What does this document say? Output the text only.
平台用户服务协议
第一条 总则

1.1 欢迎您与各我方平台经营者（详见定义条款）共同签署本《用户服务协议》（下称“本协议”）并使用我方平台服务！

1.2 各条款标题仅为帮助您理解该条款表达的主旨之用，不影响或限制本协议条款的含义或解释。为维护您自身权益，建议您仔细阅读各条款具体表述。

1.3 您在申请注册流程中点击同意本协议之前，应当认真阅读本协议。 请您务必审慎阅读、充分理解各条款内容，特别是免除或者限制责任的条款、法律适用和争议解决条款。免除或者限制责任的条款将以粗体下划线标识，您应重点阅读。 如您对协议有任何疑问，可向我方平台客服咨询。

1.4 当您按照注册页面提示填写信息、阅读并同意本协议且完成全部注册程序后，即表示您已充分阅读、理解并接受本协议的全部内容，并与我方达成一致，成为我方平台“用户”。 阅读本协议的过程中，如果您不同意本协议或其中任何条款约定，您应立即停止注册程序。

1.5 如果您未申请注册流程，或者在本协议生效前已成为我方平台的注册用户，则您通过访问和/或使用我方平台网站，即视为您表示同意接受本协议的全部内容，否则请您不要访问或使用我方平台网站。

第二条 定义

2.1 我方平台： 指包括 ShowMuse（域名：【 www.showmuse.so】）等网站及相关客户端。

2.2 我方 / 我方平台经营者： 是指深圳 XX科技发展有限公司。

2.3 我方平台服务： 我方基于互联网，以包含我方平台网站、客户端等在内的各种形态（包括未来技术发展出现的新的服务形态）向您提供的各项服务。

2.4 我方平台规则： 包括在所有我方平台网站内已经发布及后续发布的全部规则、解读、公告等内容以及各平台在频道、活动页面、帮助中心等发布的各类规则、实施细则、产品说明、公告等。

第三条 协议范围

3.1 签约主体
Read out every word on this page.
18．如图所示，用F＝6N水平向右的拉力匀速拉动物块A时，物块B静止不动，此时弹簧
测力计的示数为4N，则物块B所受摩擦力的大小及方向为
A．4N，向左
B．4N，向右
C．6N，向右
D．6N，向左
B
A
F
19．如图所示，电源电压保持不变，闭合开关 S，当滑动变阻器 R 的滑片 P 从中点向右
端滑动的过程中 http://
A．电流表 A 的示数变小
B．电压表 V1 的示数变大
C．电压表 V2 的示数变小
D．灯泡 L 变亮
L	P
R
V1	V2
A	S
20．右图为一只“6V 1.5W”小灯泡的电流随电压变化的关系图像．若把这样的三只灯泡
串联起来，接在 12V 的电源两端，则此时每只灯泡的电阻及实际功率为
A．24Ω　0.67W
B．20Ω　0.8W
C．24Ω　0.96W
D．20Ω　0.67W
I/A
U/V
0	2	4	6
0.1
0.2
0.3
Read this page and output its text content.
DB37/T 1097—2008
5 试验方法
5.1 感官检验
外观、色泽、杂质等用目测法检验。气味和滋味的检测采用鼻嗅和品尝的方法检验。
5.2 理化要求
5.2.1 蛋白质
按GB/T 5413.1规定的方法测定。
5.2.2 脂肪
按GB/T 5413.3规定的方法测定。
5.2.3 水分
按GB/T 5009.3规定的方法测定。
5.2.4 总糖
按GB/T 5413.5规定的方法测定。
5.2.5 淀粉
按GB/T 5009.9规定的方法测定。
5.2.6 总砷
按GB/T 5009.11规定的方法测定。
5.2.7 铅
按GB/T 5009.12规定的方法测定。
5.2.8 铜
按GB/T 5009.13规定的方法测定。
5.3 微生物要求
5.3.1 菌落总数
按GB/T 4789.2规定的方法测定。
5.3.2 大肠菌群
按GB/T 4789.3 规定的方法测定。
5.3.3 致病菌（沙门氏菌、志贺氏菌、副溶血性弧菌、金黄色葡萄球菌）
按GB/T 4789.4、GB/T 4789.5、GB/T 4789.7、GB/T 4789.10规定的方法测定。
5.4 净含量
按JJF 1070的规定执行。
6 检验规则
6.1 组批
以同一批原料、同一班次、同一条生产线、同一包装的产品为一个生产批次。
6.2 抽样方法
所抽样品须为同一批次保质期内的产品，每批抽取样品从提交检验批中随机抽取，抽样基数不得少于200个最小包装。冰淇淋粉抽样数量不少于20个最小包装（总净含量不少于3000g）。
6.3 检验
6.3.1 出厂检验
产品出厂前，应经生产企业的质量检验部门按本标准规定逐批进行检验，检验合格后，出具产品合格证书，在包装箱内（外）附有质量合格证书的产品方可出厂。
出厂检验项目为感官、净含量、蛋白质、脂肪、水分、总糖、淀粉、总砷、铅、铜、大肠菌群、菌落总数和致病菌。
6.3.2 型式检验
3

※

TASK TO CARRY OUT
Output each record exactly, leaving nothing out.

RESULT
What does this document say? Output the text only.
平台用户服务协议
第一条 总则

1.1 欢迎您与各我方平台经营者（详见定义条款）共同签署本《用户服务协议》（下称“本协议”）并使用我方平台服务！

1.2 各条款标题仅为帮助您理解该条款表达的主旨之用，不影响或限制本协议条款的含义或解释。为维护您自身权益，建议您仔细阅读各条款具体表述。

1.3 您在申请注册流程中点击同意本协议之前，应当认真阅读本协议。 请您务必审慎阅读、充分理解各条款内容，特别是免除或者限制责任的条款、法律适用和争议解决条款。免除或者限制责任的条款将以粗体下划线标识，您应重点阅读。 如您对协议有任何疑问，可向我方平台客服咨询。

1.4 当您按照注册页面提示填写信息、阅读并同意本协议且完成全部注册程序后，即表示您已充分阅读、理解并接受本协议的全部内容，并与我方达成一致，成为我方平台“用户”。 阅读本协议的过程中，如果您不同意本协议或其中任何条款约定，您应立即停止注册程序。

1.5 如果您未申请注册流程，或者在本协议生效前已成为我方平台的注册用户，则您通过访问和/或使用我方平台网站，即视为您表示同意接受本协议的全部内容，否则请您不要访问或使用我方平台网站。

第二条 定义

2.1 我方平台： 指包括 ShowMuse（域名：【 www.showmuse.so】）等网站及相关客户端。

2.2 我方 / 我方平台经营者： 是指深圳 XX科技发展有限公司。

2.3 我方平台服务： 我方基于互联网，以包含我方平台网站、客户端等在内的各种形态（包括未来技术发展出现的新的服务形态）向您提供的各项服务。

2.4 我方平台规则： 包括在所有我方平台网站内已经发布及后续发布的全部规则、解读、公告等内容以及各平台在频道、活动页面、帮助中心等发布的各类规则、实施细则、产品说明、公告等。

第三条 协议范围

3.1 签约主体
Read out every word on this page.
18．如图所示，用F＝6N水平向右的拉力匀速拉动物块A时，物块B静止不动，此时弹簧
测力计的示数为4N，则物块B所受摩擦力的大小及方向为
A．4N，向左
B．4N，向右
C．6N，向右
D．6N，向左
B
A
F
19．如图所示，电源电压保持不变，闭合开关 S，当滑动变阻器 R 的滑片 P 从中点向右
端滑动的过程中 http://
A．电流表 A 的示数变小
B．电压表 V1 的示数变大
C．电压表 V2 的示数变小
D．灯泡 L 变亮
L	P
R
V1	V2
A	S
20．右图为一只“6V 1.5W”小灯泡的电流随电压变化的关系图像．若把这样的三只灯泡
串联起来，接在 12V 的电源两端，则此时每只灯泡的电阻及实际功率为
A．24Ω　0.67W
B．20Ω　0.8W
C．24Ω　0.96W
D．20Ω　0.67W
I/A
U/V
0	2	4	6
0.1
0.2
0.3
Read this page and output its text content.
DB37/T 1097—2008
5 试验方法
5.1 感官检验
外观、色泽、杂质等用目测法检验。气味和滋味的检测采用鼻嗅和品尝的方法检验。
5.2 理化要求
5.2.1 蛋白质
按GB/T 5413.1规定的方法测定。
5.2.2 脂肪
按GB/T 5413.3规定的方法测定。
5.2.3 水分
按GB/T 5009.3规定的方法测定。
5.2.4 总糖
按GB/T 5413.5规定的方法测定。
5.2.5 淀粉
按GB/T 5009.9规定的方法测定。
5.2.6 总砷
按GB/T 5009.11规定的方法测定。
5.2.7 铅
按GB/T 5009.12规定的方法测定。
5.2.8 铜
按GB/T 5009.13规定的方法测定。
5.3 微生物要求
5.3.1 菌落总数
按GB/T 4789.2规定的方法测定。
5.3.2 大肠菌群
按GB/T 4789.3 规定的方法测定。
5.3.3 致病菌（沙门氏菌、志贺氏菌、副溶血性弧菌、金黄色葡萄球菌）
按GB/T 4789.4、GB/T 4789.5、GB/T 4789.7、GB/T 4789.10规定的方法测定。
5.4 净含量
按JJF 1070的规定执行。
6 检验规则
6.1 组批
以同一批原料、同一班次、同一条生产线、同一包装的产品为一个生产批次。
6.2 抽样方法
所抽样品须为同一批次保质期内的产品，每批抽取样品从提交检验批中随机抽取，抽样基数不得少于200个最小包装。冰淇淋粉抽样数量不少于20个最小包装（总净含量不少于3000g）。
6.3 检验
6.3.1 出厂检验
产品出厂前，应经生产企业的质量检验部门按本标准规定逐批进行检验，检验合格后，出具产品合格证书，在包装箱内（外）附有质量合格证书的产品方可出厂。
出厂检验项目为感官、净含量、蛋白质、脂肪、水分、总糖、淀粉、总砷、铅、铜、大肠菌群、菌落总数和致病菌。
6.3.2 型式检验
3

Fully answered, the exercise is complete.